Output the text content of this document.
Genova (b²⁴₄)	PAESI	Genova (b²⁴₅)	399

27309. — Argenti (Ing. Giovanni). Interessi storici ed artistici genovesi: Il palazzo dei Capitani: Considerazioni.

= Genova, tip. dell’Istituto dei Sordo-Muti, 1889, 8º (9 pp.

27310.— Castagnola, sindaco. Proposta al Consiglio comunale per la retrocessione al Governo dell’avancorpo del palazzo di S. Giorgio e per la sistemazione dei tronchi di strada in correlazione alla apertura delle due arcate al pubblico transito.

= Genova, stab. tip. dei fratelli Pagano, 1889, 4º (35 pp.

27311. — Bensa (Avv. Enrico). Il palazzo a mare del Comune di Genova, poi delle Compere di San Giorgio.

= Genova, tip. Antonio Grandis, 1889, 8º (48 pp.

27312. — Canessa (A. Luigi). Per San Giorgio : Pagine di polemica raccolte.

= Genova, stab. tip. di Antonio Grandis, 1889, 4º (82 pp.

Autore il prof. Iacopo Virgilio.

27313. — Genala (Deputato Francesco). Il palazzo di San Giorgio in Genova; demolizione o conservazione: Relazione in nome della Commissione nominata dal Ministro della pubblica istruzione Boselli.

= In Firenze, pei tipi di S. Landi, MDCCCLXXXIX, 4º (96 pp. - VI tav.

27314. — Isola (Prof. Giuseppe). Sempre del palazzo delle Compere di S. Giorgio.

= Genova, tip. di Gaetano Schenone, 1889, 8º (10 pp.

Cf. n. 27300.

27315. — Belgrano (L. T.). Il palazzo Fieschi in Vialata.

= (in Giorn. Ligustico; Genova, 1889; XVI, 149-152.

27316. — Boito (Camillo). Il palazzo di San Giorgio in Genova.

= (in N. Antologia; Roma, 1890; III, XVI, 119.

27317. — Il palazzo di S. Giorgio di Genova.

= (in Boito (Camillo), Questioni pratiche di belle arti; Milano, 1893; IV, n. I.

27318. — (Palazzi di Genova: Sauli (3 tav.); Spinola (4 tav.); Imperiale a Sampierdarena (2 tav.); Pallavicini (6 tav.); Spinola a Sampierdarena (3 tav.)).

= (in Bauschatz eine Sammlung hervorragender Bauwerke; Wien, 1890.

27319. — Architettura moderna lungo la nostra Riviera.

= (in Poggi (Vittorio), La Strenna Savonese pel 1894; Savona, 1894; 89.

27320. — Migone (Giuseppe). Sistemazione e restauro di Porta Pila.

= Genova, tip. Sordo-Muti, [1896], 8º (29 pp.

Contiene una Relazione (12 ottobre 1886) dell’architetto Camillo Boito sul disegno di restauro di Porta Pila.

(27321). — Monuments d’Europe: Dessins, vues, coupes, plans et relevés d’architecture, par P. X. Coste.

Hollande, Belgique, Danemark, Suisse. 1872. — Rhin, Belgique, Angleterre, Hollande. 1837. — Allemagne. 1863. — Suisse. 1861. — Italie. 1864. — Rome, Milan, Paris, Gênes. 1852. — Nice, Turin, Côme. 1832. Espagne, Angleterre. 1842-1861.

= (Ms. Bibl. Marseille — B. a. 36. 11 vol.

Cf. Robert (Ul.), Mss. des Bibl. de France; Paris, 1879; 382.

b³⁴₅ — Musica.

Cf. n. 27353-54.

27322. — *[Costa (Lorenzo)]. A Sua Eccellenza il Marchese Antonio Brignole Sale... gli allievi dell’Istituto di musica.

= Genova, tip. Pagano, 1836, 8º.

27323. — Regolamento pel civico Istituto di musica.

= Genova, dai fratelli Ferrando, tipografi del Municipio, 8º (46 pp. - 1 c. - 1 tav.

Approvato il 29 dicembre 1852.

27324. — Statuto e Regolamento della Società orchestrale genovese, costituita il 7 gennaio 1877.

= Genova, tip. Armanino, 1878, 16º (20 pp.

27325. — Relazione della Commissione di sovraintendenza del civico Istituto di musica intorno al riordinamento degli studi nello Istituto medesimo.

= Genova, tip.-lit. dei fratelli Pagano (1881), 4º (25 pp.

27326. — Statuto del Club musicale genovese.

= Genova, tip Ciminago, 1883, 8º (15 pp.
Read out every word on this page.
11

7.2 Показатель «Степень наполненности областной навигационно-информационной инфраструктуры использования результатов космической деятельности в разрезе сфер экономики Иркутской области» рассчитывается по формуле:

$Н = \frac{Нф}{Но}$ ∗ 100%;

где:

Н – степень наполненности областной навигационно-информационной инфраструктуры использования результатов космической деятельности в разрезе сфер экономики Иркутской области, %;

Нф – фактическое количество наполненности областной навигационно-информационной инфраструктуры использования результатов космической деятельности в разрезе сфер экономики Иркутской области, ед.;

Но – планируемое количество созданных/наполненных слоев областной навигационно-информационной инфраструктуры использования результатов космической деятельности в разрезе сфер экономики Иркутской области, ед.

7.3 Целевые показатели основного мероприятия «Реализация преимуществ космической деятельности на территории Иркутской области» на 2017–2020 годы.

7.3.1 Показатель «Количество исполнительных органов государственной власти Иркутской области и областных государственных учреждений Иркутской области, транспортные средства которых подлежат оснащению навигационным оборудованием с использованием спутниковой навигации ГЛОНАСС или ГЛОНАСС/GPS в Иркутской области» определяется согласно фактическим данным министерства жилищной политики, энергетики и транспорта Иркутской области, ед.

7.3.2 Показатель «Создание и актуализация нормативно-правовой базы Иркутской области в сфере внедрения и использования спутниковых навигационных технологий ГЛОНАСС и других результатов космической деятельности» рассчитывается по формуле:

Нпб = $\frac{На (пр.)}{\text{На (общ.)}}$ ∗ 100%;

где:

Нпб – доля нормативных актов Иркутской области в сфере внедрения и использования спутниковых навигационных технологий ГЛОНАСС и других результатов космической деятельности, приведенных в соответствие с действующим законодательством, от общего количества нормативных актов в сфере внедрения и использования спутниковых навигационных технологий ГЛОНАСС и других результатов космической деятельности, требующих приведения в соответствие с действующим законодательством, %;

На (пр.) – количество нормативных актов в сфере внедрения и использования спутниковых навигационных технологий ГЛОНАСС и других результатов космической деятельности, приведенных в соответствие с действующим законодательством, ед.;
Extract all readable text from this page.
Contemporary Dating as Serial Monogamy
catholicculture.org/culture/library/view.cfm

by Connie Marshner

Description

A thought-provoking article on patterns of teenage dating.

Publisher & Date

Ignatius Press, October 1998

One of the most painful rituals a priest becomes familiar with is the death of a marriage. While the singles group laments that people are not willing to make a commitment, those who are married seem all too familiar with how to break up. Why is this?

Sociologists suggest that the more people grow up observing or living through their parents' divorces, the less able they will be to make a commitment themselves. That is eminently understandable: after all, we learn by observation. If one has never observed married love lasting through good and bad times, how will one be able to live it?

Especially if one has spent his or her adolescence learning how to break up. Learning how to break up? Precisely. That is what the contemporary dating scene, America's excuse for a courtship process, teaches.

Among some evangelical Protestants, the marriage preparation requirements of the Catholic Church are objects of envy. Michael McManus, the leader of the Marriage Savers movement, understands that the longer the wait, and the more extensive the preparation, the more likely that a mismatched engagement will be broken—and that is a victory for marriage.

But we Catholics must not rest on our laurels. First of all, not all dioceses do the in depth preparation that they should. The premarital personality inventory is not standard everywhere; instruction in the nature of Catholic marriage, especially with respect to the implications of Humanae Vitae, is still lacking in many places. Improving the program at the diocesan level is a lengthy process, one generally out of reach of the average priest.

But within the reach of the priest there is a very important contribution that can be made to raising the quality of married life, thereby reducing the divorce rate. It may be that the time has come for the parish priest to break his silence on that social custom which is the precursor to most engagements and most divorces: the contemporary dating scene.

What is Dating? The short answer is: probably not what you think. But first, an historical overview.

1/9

Stated problem. Send back every record, precisely as written.

Task solution.
Output the text content of this document.
Genova (b²⁴₄)	PAESI	Genova (b²⁴₅)	399

27309. — Argenti (Ing. Giovanni). Interessi storici ed artistici genovesi: Il palazzo dei Capitani: Considerazioni.

= Genova, tip. dell’Istituto dei Sordo-Muti, 1889, 8º (9 pp.

27310.— Castagnola, sindaco. Proposta al Consiglio comunale per la retrocessione al Governo dell’avancorpo del palazzo di S. Giorgio e per la sistemazione dei tronchi di strada in correlazione alla apertura delle due arcate al pubblico transito.

= Genova, stab. tip. dei fratelli Pagano, 1889, 4º (35 pp.

27311. — Bensa (Avv. Enrico). Il palazzo a mare del Comune di Genova, poi delle Compere di San Giorgio.

= Genova, tip. Antonio Grandis, 1889, 8º (48 pp.

27312. — Canessa (A. Luigi). Per San Giorgio : Pagine di polemica raccolte.

= Genova, stab. tip. di Antonio Grandis, 1889, 4º (82 pp.

Autore il prof. Iacopo Virgilio.

27313. — Genala (Deputato Francesco). Il palazzo di San Giorgio in Genova; demolizione o conservazione: Relazione in nome della Commissione nominata dal Ministro della pubblica istruzione Boselli.

= In Firenze, pei tipi di S. Landi, MDCCCLXXXIX, 4º (96 pp. - VI tav.

27314. — Isola (Prof. Giuseppe). Sempre del palazzo delle Compere di S. Giorgio.

= Genova, tip. di Gaetano Schenone, 1889, 8º (10 pp.

Cf. n. 27300.

27315. — Belgrano (L. T.). Il palazzo Fieschi in Vialata.

= (in Giorn. Ligustico; Genova, 1889; XVI, 149-152.

27316. — Boito (Camillo). Il palazzo di San Giorgio in Genova.

= (in N. Antologia; Roma, 1890; III, XVI, 119.

27317. — Il palazzo di S. Giorgio di Genova.

= (in Boito (Camillo), Questioni pratiche di belle arti; Milano, 1893; IV, n. I.

27318. — (Palazzi di Genova: Sauli (3 tav.); Spinola (4 tav.); Imperiale a Sampierdarena (2 tav.); Pallavicini (6 tav.); Spinola a Sampierdarena (3 tav.)).

= (in Bauschatz eine Sammlung hervorragender Bauwerke; Wien, 1890.

27319. — Architettura moderna lungo la nostra Riviera.

= (in Poggi (Vittorio), La Strenna Savonese pel 1894; Savona, 1894; 89.

27320. — Migone (Giuseppe). Sistemazione e restauro di Porta Pila.

= Genova, tip. Sordo-Muti, [1896], 8º (29 pp.

Contiene una Relazione (12 ottobre 1886) dell’architetto Camillo Boito sul disegno di restauro di Porta Pila.

(27321). — Monuments d’Europe: Dessins, vues, coupes, plans et relevés d’architecture, par P. X. Coste.

Hollande, Belgique, Danemark, Suisse. 1872. — Rhin, Belgique, Angleterre, Hollande. 1837. — Allemagne. 1863. — Suisse. 1861. — Italie. 1864. — Rome, Milan, Paris, Gênes. 1852. — Nice, Turin, Côme. 1832. Espagne, Angleterre. 1842-1861.

= (Ms. Bibl. Marseille — B. a. 36. 11 vol.

Cf. Robert (Ul.), Mss. des Bibl. de France; Paris, 1879; 382.

b³⁴₅ — Musica.

Cf. n. 27353-54.

27322. — *[Costa (Lorenzo)]. A Sua Eccellenza il Marchese Antonio Brignole Sale... gli allievi dell’Istituto di musica.

= Genova, tip. Pagano, 1836, 8º.

27323. — Regolamento pel civico Istituto di musica.

= Genova, dai fratelli Ferrando, tipografi del Municipio, 8º (46 pp. - 1 c. - 1 tav.

Approvato il 29 dicembre 1852.

27324. — Statuto e Regolamento della Società orchestrale genovese, costituita il 7 gennaio 1877.

= Genova, tip. Armanino, 1878, 16º (20 pp.

27325. — Relazione della Commissione di sovraintendenza del civico Istituto di musica intorno al riordinamento degli studi nello Istituto medesimo.

= Genova, tip.-lit. dei fratelli Pagano (1881), 4º (25 pp.

27326. — Statuto del Club musicale genovese.

= Genova, tip Ciminago, 1883, 8º (15 pp.
Read out every word on this page.
11

7.2 Показатель «Степень наполненности областной навигационно-информационной инфраструктуры использования результатов космической деятельности в разрезе сфер экономики Иркутской области» рассчитывается по формуле:

$Н = \frac{Нф}{Но}$ ∗ 100%;

где:

Н – степень наполненности областной навигационно-информационной инфраструктуры использования результатов космической деятельности в разрезе сфер экономики Иркутской области, %;

Нф – фактическое количество наполненности областной навигационно-информационной инфраструктуры использования результатов космической деятельности в разрезе сфер экономики Иркутской области, ед.;

Но – планируемое количество созданных/наполненных слоев областной навигационно-информационной инфраструктуры использования результатов космической деятельности в разрезе сфер экономики Иркутской области, ед.

7.3 Целевые показатели основного мероприятия «Реализация преимуществ космической деятельности на территории Иркутской области» на 2017–2020 годы.

7.3.1 Показатель «Количество исполнительных органов государственной власти Иркутской области и областных государственных учреждений Иркутской области, транспортные средства которых подлежат оснащению навигационным оборудованием с использованием спутниковой навигации ГЛОНАСС или ГЛОНАСС/GPS в Иркутской области» определяется согласно фактическим данным министерства жилищной политики, энергетики и транспорта Иркутской области, ед.

7.3.2 Показатель «Создание и актуализация нормативно-правовой базы Иркутской области в сфере внедрения и использования спутниковых навигационных технологий ГЛОНАСС и других результатов космической деятельности» рассчитывается по формуле:

Нпб = $\frac{На (пр.)}{\text{На (общ.)}}$ ∗ 100%;

где:

Нпб – доля нормативных актов Иркутской области в сфере внедрения и использования спутниковых навигационных технологий ГЛОНАСС и других результатов космической деятельности, приведенных в соответствие с действующим законодательством, от общего количества нормативных актов в сфере внедрения и использования спутниковых навигационных технологий ГЛОНАСС и других результатов космической деятельности, требующих приведения в соответствие с действующим законодательством, %;

На (пр.) – количество нормативных актов в сфере внедрения и использования спутниковых навигационных технологий ГЛОНАСС и других результатов космической деятельности, приведенных в соответствие с действующим законодательством, ед.;
Extract all readable text from this page.
Contemporary Dating as Serial Monogamy
catholicculture.org/culture/library/view.cfm

by Connie Marshner

Description

A thought-provoking article on patterns of teenage dating.

Publisher & Date

Ignatius Press, October 1998

One of the most painful rituals a priest becomes familiar with is the death of a marriage. While the singles group laments that people are not willing to make a commitment, those who are married seem all too familiar with how to break up. Why is this?

Sociologists suggest that the more people grow up observing or living through their parents' divorces, the less able they will be to make a commitment themselves. That is eminently understandable: after all, we learn by observation. If one has never observed married love lasting through good and bad times, how will one be able to live it?

Especially if one has spent his or her adolescence learning how to break up. Learning how to break up? Precisely. That is what the contemporary dating scene, America's excuse for a courtship process, teaches.

Among some evangelical Protestants, the marriage preparation requirements of the Catholic Church are objects of envy. Michael McManus, the leader of the Marriage Savers movement, understands that the longer the wait, and the more extensive the preparation, the more likely that a mismatched engagement will be broken—and that is a victory for marriage.

But we Catholics must not rest on our laurels. First of all, not all dioceses do the in depth preparation that they should. The premarital personality inventory is not standard everywhere; instruction in the nature of Catholic marriage, especially with respect to the implications of Humanae Vitae, is still lacking in many places. Improving the program at the diocesan level is a lengthy process, one generally out of reach of the average priest.

But within the reach of the priest there is a very important contribution that can be made to raising the quality of married life, thereby reducing the divorce rate. It may be that the time has come for the parish priest to break his silence on that social custom which is the precursor to most engagements and most divorces: the contemporary dating scene.

What is Dating? The short answer is: probably not what you think. But first, an historical overview.

1/9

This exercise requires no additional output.